- _ENTRIES SUPPLIED_
==================================================

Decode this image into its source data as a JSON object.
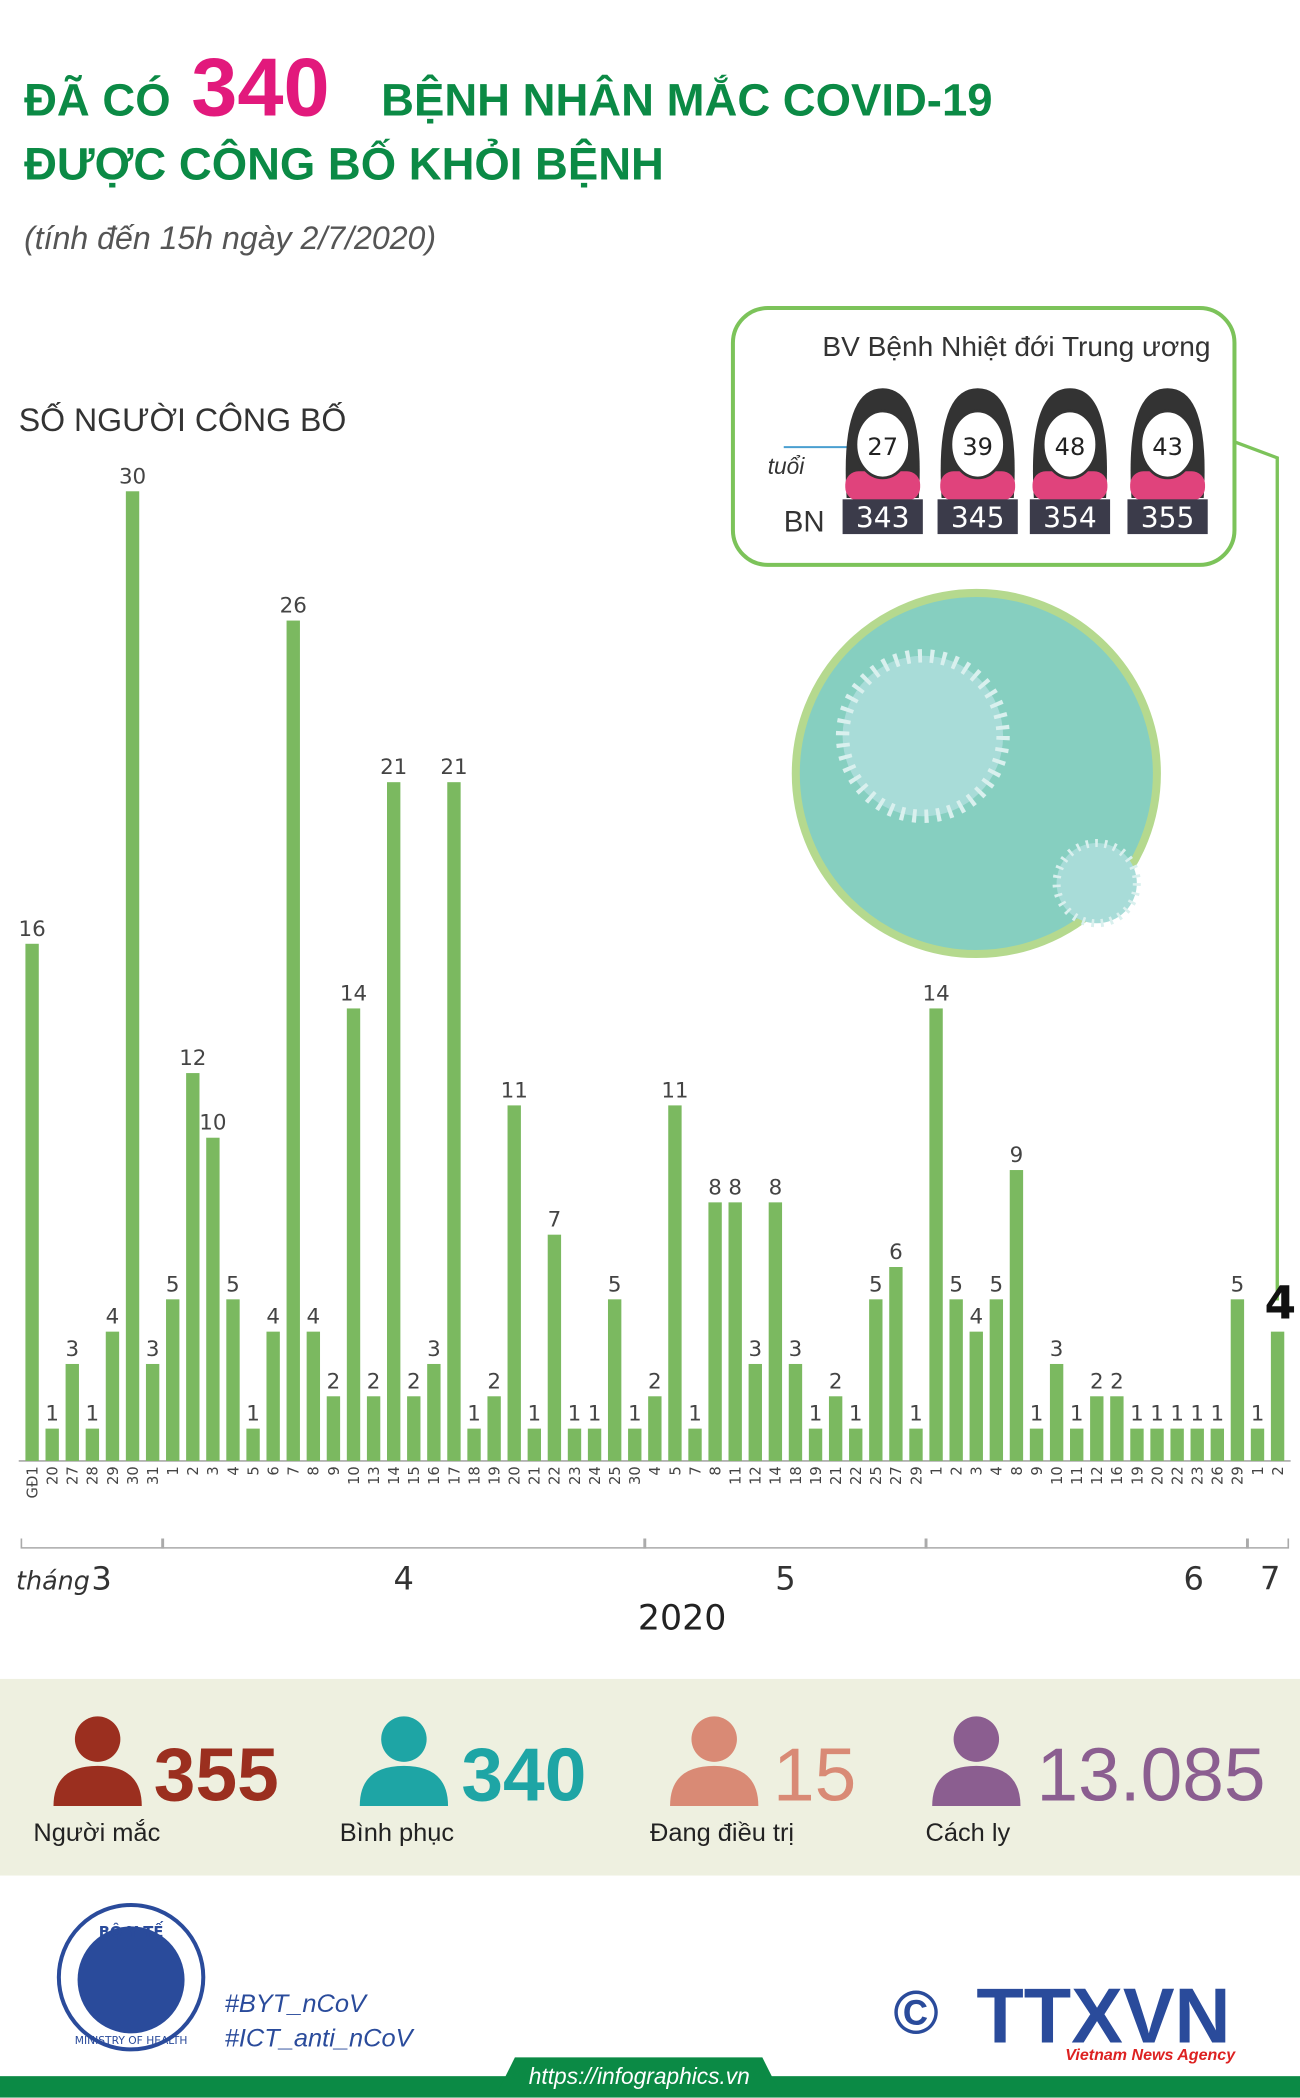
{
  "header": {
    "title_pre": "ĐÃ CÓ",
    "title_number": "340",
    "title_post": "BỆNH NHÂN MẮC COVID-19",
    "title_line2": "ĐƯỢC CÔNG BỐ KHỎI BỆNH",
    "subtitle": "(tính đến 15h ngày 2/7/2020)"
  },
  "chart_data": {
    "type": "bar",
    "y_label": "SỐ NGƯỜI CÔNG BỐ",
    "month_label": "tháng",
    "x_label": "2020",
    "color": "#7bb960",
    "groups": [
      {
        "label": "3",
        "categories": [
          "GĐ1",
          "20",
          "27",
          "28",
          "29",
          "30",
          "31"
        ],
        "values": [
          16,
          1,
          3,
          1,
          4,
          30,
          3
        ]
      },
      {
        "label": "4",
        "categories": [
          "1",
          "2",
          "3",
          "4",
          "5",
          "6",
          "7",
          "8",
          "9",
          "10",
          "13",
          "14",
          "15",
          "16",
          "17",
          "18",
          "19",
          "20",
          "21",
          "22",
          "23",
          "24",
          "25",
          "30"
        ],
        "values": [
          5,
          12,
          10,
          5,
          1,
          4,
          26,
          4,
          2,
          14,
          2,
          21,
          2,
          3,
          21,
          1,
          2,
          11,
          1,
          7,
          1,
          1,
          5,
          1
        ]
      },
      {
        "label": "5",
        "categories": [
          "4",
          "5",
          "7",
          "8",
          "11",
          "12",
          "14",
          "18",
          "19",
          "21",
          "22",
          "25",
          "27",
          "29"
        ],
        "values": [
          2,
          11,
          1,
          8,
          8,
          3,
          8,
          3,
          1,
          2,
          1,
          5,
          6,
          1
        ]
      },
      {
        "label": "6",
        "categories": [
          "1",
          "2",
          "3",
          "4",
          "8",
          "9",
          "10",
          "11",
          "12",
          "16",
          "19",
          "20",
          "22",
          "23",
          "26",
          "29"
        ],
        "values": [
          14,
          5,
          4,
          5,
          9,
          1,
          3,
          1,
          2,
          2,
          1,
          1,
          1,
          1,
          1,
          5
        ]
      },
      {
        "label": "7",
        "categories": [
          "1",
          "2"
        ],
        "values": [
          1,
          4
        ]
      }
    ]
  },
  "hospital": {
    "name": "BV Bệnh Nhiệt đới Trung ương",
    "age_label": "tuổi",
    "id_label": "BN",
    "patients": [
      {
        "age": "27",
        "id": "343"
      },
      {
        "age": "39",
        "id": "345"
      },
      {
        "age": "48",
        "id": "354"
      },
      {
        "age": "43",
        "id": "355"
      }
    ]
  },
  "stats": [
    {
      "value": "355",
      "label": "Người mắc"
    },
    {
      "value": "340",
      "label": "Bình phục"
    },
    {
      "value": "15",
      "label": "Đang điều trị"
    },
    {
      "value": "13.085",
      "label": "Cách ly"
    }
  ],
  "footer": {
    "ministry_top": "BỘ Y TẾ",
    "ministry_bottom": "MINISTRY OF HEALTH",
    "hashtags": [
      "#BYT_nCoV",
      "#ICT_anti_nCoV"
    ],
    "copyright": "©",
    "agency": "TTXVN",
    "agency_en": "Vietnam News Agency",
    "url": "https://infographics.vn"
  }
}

==================================================

None of the images should be copied, but every entry must be given again exactly.

- _RESPONSE TO THIS EXERCISE_
Decode this image into its source data as a JSON object.
{
  "header": {
    "title_pre": "ĐÃ CÓ",
    "title_number": "340",
    "title_post": "BỆNH NHÂN MẮC COVID-19",
    "title_line2": "ĐƯỢC CÔNG BỐ KHỎI BỆNH",
    "subtitle": "(tính đến 15h ngày 2/7/2020)"
  },
  "chart_data": {
    "type": "bar",
    "y_label": "SỐ NGƯỜI CÔNG BỐ",
    "month_label": "tháng",
    "x_label": "2020",
    "color": "#7bb960",
    "groups": [
      {
        "label": "3",
        "categories": [
          "GĐ1",
          "20",
          "27",
          "28",
          "29",
          "30",
          "31"
        ],
        "values": [
          16,
          1,
          3,
          1,
          4,
          30,
          3
        ]
      },
      {
        "label": "4",
        "categories": [
          "1",
          "2",
          "3",
          "4",
          "5",
          "6",
          "7",
          "8",
          "9",
          "10",
          "13",
          "14",
          "15",
          "16",
          "17",
          "18",
          "19",
          "20",
          "21",
          "22",
          "23",
          "24",
          "25",
          "30"
        ],
        "values": [
          5,
          12,
          10,
          5,
          1,
          4,
          26,
          4,
          2,
          14,
          2,
          21,
          2,
          3,
          21,
          1,
          2,
          11,
          1,
          7,
          1,
          1,
          5,
          1
        ]
      },
      {
        "label": "5",
        "categories": [
          "4",
          "5",
          "7",
          "8",
          "11",
          "12",
          "14",
          "18",
          "19",
          "21",
          "22",
          "25",
          "27",
          "29"
        ],
        "values": [
          2,
          11,
          1,
          8,
          8,
          3,
          8,
          3,
          1,
          2,
          1,
          5,
          6,
          1
        ]
      },
      {
        "label": "6",
        "categories": [
          "1",
          "2",
          "3",
          "4",
          "8",
          "9",
          "10",
          "11",
          "12",
          "16",
          "19",
          "20",
          "22",
          "23",
          "26",
          "29"
        ],
        "values": [
          14,
          5,
          4,
          5,
          9,
          1,
          3,
          1,
          2,
          2,
          1,
          1,
          1,
          1,
          1,
          5
        ]
      },
      {
        "label": "7",
        "categories": [
          "1",
          "2"
        ],
        "values": [
          1,
          4
        ]
      }
    ]
  },
  "hospital": {
    "name": "BV Bệnh Nhiệt đới Trung ương",
    "age_label": "tuổi",
    "id_label": "BN",
    "patients": [
      {
        "age": "27",
        "id": "343"
      },
      {
        "age": "39",
        "id": "345"
      },
      {
        "age": "48",
        "id": "354"
      },
      {
        "age": "43",
        "id": "355"
      }
    ]
  },
  "stats": [
    {
      "value": "355",
      "label": "Người mắc"
    },
    {
      "value": "340",
      "label": "Bình phục"
    },
    {
      "value": "15",
      "label": "Đang điều trị"
    },
    {
      "value": "13.085",
      "label": "Cách ly"
    }
  ],
  "footer": {
    "ministry_top": "BỘ Y TẾ",
    "ministry_bottom": "MINISTRY OF HEALTH",
    "hashtags": [
      "#BYT_nCoV",
      "#ICT_anti_nCoV"
    ],
    "copyright": "©",
    "agency": "TTXVN",
    "agency_en": "Vietnam News Agency",
    "url": "https://infographics.vn"
  }
}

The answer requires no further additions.